Task prompt: Identify the lines that contain the word "Бирючий" and copy each one.

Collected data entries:
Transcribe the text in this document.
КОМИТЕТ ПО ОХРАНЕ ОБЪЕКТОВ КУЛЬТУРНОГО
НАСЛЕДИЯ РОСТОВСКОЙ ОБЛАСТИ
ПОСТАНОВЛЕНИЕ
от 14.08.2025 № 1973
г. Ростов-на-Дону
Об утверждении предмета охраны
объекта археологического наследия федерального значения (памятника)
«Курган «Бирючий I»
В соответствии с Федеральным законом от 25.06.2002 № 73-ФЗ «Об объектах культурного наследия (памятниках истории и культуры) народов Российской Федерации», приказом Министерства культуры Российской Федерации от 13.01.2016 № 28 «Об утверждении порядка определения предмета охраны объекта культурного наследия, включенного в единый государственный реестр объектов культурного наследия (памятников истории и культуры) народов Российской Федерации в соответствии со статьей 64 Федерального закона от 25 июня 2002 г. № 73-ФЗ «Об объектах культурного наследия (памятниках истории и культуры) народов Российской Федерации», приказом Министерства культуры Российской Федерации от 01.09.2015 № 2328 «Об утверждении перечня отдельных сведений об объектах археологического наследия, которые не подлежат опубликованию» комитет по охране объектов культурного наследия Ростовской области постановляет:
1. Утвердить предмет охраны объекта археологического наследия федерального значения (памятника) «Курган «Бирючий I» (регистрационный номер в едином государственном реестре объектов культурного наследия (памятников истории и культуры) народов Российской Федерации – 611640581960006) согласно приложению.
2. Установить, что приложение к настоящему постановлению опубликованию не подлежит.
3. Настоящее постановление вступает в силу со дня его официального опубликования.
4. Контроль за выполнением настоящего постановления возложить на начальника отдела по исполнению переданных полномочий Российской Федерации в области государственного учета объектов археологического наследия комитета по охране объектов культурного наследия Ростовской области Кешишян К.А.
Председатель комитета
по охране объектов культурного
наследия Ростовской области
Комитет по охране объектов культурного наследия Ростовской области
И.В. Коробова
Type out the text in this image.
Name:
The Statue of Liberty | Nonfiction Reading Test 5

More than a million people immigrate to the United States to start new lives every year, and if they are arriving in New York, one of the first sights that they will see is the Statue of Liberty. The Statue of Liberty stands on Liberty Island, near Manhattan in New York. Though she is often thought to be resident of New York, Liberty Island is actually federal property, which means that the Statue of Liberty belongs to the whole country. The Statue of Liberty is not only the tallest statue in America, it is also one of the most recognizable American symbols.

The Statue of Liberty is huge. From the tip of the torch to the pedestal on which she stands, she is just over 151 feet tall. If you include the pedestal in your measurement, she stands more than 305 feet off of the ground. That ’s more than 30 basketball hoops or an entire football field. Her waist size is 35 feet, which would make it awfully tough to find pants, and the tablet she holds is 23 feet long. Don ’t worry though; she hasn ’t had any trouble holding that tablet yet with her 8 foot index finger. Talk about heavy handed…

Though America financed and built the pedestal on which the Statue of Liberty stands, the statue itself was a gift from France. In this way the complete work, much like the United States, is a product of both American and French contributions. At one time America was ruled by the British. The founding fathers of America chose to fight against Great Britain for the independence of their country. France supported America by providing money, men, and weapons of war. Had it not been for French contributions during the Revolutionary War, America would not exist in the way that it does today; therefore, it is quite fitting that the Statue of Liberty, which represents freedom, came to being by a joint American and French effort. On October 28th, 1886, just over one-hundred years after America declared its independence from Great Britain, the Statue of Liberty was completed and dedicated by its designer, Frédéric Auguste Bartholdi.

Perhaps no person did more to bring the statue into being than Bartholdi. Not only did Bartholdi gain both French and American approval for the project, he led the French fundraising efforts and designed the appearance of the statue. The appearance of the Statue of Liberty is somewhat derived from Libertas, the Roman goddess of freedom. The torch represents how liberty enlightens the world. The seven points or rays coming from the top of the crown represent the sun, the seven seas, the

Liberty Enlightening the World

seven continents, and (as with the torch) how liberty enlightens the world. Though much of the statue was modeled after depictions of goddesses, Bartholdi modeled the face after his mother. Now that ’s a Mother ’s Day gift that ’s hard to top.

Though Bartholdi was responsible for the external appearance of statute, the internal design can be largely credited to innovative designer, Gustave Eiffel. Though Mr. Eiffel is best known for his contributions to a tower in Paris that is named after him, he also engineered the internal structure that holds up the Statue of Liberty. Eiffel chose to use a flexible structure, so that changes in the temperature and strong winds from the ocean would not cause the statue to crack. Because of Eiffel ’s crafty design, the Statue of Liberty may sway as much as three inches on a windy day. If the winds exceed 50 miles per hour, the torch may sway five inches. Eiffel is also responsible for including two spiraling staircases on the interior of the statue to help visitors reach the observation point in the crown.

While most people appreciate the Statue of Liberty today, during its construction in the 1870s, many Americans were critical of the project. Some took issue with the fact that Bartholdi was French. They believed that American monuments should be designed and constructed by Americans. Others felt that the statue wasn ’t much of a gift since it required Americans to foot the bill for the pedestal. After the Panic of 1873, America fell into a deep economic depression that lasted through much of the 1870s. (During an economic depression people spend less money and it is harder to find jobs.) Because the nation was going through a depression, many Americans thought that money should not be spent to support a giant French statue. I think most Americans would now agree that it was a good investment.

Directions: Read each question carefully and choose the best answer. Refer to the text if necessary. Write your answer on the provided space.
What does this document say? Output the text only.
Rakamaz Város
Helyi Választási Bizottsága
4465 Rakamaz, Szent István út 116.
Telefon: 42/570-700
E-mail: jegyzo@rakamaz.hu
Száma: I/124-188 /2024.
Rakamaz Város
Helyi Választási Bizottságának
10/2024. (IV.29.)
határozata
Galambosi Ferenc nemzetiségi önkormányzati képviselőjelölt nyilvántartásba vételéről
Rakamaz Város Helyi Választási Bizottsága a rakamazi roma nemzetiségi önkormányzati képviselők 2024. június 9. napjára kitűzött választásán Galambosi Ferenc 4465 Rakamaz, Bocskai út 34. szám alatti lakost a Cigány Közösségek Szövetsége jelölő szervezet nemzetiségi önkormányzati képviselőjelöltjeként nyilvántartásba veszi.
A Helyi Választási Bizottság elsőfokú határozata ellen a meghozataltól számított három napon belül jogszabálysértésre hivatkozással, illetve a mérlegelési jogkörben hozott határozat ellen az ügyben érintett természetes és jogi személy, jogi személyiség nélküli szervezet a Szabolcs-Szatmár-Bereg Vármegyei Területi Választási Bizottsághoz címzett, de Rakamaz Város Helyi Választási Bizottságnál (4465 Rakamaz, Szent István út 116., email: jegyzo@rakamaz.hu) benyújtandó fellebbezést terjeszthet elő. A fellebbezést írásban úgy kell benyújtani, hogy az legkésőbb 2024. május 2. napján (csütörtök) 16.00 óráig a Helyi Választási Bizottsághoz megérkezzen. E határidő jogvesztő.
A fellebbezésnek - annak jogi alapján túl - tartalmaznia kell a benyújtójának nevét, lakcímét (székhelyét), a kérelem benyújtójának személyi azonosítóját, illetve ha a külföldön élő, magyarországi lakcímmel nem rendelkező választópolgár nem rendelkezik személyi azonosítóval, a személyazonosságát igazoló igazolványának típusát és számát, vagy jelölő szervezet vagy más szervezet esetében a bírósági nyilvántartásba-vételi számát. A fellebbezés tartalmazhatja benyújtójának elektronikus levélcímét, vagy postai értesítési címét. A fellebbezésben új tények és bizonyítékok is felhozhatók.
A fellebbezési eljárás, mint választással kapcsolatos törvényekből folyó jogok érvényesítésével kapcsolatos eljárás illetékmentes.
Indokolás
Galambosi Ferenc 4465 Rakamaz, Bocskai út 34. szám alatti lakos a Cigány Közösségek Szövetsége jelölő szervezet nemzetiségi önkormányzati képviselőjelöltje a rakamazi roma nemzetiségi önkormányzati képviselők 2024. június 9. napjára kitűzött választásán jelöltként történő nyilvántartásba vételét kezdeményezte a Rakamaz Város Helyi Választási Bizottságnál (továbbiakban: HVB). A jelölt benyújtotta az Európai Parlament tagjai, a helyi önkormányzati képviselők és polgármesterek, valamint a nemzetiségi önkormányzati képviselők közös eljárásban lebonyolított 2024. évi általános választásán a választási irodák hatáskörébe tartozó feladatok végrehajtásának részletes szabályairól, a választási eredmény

Finished answer:
«Курган «Бирючий I»
1. Утвердить предмет охраны объекта археологического наследия федерального значения (памятника) «Курган «Бирючий I» (регистрационный номер в едином государственном реестре объектов культурного наследия (памятников истории и культуры) народов Российской Федерации – 611640581960006) согласно приложению.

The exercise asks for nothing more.